Instructions to follow: Copy out all lines that carry the word "duration".

Source records:
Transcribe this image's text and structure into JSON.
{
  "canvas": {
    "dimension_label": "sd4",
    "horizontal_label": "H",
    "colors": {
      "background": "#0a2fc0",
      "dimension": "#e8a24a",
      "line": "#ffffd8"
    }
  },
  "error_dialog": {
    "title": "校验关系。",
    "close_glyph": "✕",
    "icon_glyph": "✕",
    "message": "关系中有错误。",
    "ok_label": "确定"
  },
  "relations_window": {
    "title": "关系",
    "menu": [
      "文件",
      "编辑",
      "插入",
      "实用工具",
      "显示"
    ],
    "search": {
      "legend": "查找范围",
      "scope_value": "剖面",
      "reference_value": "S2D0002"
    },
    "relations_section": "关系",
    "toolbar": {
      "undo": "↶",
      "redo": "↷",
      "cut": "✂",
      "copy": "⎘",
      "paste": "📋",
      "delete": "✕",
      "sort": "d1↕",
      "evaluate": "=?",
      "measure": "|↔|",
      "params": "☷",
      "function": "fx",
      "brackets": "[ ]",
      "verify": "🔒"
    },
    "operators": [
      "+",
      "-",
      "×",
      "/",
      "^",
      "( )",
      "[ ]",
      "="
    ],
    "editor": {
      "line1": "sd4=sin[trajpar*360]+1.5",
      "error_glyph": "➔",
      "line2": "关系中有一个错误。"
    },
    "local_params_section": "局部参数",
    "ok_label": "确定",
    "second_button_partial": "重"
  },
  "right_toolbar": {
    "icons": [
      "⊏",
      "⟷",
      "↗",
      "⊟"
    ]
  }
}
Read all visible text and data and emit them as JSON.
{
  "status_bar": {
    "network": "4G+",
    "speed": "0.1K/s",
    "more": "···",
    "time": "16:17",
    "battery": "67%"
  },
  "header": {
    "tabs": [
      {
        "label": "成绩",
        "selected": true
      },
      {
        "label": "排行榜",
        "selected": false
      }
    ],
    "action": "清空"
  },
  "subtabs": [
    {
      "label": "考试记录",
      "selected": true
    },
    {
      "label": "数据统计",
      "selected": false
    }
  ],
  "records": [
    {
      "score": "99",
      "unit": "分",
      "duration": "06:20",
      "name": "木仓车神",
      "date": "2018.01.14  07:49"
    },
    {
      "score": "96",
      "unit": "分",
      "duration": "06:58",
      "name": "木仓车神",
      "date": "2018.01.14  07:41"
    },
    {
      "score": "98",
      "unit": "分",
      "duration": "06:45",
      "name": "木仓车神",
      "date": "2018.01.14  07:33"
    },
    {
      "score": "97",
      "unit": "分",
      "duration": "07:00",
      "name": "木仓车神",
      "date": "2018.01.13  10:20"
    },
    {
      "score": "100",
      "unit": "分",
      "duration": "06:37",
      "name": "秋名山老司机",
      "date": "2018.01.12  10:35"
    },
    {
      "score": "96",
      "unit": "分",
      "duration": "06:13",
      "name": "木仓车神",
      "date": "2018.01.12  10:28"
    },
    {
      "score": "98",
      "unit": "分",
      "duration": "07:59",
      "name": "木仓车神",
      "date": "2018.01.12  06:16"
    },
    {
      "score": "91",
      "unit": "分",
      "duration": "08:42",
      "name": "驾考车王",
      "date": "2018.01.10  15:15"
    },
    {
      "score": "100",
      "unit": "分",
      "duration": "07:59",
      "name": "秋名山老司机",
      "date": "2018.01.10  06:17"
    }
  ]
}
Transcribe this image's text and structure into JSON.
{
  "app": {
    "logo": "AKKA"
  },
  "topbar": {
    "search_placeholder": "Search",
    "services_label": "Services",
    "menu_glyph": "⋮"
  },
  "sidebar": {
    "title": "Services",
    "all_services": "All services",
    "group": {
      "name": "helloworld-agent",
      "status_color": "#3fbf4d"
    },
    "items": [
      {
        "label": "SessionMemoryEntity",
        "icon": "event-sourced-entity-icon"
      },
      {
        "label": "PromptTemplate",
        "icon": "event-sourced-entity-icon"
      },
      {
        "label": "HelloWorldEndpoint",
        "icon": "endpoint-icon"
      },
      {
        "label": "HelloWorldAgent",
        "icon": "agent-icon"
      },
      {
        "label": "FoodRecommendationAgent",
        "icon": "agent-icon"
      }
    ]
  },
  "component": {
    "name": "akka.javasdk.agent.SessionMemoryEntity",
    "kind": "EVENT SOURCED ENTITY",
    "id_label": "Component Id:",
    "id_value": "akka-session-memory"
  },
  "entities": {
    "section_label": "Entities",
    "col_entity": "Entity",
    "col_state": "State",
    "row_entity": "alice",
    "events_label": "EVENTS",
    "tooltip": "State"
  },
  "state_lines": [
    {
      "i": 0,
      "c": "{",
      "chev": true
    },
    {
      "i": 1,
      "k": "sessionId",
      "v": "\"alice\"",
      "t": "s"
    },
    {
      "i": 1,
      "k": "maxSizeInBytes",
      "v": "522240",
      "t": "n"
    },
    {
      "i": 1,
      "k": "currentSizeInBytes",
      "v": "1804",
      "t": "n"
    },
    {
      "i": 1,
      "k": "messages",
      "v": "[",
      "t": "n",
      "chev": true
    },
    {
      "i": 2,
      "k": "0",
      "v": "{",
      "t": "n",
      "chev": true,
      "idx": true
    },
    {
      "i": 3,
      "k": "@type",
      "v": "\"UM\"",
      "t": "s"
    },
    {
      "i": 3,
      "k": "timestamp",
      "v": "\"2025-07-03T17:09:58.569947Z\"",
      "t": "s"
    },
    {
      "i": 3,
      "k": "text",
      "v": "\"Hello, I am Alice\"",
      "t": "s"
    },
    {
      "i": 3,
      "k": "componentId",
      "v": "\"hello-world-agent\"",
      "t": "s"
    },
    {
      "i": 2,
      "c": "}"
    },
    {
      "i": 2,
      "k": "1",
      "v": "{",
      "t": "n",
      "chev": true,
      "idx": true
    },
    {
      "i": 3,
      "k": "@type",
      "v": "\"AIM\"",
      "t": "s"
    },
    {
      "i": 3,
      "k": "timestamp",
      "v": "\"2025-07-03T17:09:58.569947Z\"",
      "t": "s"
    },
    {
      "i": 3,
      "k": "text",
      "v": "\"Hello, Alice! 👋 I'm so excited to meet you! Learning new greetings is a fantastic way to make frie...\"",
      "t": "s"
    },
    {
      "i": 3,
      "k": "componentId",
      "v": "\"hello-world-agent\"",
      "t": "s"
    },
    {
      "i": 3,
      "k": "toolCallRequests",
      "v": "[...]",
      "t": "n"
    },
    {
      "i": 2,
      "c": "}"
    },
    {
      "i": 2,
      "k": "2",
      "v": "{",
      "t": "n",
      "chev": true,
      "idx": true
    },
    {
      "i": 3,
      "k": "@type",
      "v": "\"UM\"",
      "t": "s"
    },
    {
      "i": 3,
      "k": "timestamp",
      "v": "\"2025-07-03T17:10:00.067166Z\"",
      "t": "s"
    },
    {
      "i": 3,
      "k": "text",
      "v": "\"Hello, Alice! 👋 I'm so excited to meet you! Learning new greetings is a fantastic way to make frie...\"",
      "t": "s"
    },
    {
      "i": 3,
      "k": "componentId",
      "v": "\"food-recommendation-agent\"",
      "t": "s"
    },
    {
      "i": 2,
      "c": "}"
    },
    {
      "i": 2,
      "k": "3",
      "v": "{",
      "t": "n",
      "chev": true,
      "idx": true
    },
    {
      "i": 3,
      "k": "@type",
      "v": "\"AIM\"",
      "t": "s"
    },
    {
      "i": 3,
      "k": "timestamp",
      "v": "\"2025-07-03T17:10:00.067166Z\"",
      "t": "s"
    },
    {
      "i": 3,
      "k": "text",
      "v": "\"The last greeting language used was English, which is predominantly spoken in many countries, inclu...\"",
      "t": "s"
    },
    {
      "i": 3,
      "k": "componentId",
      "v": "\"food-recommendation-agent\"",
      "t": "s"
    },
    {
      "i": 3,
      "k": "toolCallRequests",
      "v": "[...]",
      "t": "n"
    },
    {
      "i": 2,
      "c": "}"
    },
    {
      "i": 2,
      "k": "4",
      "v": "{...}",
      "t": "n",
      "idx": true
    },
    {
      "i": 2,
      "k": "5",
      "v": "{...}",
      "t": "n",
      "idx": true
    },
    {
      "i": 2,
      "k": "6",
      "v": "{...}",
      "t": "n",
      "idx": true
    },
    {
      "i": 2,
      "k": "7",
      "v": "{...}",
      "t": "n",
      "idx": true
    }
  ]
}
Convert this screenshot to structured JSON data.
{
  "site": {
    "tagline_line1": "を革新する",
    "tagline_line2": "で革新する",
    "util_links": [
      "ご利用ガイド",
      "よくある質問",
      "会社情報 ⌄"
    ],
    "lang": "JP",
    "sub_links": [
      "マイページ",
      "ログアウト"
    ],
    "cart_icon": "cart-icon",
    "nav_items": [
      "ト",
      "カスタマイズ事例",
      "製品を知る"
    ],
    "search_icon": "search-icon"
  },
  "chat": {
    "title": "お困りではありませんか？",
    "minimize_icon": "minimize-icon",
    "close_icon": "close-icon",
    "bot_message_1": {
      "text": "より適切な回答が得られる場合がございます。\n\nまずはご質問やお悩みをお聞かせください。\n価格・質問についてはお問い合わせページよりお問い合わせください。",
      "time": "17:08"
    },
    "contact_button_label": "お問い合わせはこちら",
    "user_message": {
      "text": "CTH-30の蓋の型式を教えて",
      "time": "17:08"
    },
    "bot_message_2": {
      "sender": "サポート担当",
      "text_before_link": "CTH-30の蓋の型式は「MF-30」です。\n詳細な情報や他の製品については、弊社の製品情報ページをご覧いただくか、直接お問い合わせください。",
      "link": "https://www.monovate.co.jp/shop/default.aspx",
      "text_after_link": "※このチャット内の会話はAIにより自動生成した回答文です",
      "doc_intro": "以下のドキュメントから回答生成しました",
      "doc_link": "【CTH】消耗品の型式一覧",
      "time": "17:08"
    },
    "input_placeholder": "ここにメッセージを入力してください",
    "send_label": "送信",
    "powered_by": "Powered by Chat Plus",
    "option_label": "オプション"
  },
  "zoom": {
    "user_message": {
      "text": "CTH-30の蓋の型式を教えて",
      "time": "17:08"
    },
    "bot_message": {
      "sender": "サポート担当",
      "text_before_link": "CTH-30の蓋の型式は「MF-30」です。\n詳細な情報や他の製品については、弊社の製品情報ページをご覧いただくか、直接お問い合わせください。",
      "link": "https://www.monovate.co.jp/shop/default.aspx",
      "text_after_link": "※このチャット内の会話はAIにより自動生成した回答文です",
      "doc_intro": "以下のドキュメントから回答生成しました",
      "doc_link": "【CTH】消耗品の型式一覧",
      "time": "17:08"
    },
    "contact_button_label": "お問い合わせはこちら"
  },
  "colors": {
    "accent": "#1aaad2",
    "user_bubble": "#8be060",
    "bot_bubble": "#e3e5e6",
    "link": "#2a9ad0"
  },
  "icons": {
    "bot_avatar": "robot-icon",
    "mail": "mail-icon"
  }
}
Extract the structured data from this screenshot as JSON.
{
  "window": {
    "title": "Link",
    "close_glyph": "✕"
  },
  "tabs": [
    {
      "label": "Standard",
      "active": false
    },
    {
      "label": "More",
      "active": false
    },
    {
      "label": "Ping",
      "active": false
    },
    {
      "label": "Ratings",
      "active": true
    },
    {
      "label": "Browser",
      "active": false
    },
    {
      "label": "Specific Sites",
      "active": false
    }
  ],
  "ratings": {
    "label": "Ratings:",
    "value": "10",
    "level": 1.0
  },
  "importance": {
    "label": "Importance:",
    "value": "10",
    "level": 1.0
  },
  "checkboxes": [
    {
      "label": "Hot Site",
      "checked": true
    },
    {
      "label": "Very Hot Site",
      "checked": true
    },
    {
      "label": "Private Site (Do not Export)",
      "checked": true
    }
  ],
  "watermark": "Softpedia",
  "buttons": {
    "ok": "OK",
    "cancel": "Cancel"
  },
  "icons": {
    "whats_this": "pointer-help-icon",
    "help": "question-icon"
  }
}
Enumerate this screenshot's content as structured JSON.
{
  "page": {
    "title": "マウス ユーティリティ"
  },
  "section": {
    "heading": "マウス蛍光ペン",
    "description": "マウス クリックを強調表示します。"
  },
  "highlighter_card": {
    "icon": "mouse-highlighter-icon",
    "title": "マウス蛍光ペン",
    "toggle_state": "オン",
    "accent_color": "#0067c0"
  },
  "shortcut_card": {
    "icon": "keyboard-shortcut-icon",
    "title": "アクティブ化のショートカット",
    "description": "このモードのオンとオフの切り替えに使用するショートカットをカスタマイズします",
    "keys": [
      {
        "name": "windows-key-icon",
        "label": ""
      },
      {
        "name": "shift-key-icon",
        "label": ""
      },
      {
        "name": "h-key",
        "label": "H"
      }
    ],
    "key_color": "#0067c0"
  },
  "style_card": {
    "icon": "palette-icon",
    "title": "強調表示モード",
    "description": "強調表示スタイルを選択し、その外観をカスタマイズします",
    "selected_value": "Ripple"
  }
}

Task answer:
      "duration": "06:20",
      "duration": "06:58",
      "duration": "06:45",
      "duration": "07:00",
      "duration": "06:37",
      "duration": "06:13",
      "duration": "07:59",
      "duration": "08:42",
      "duration": "07:59",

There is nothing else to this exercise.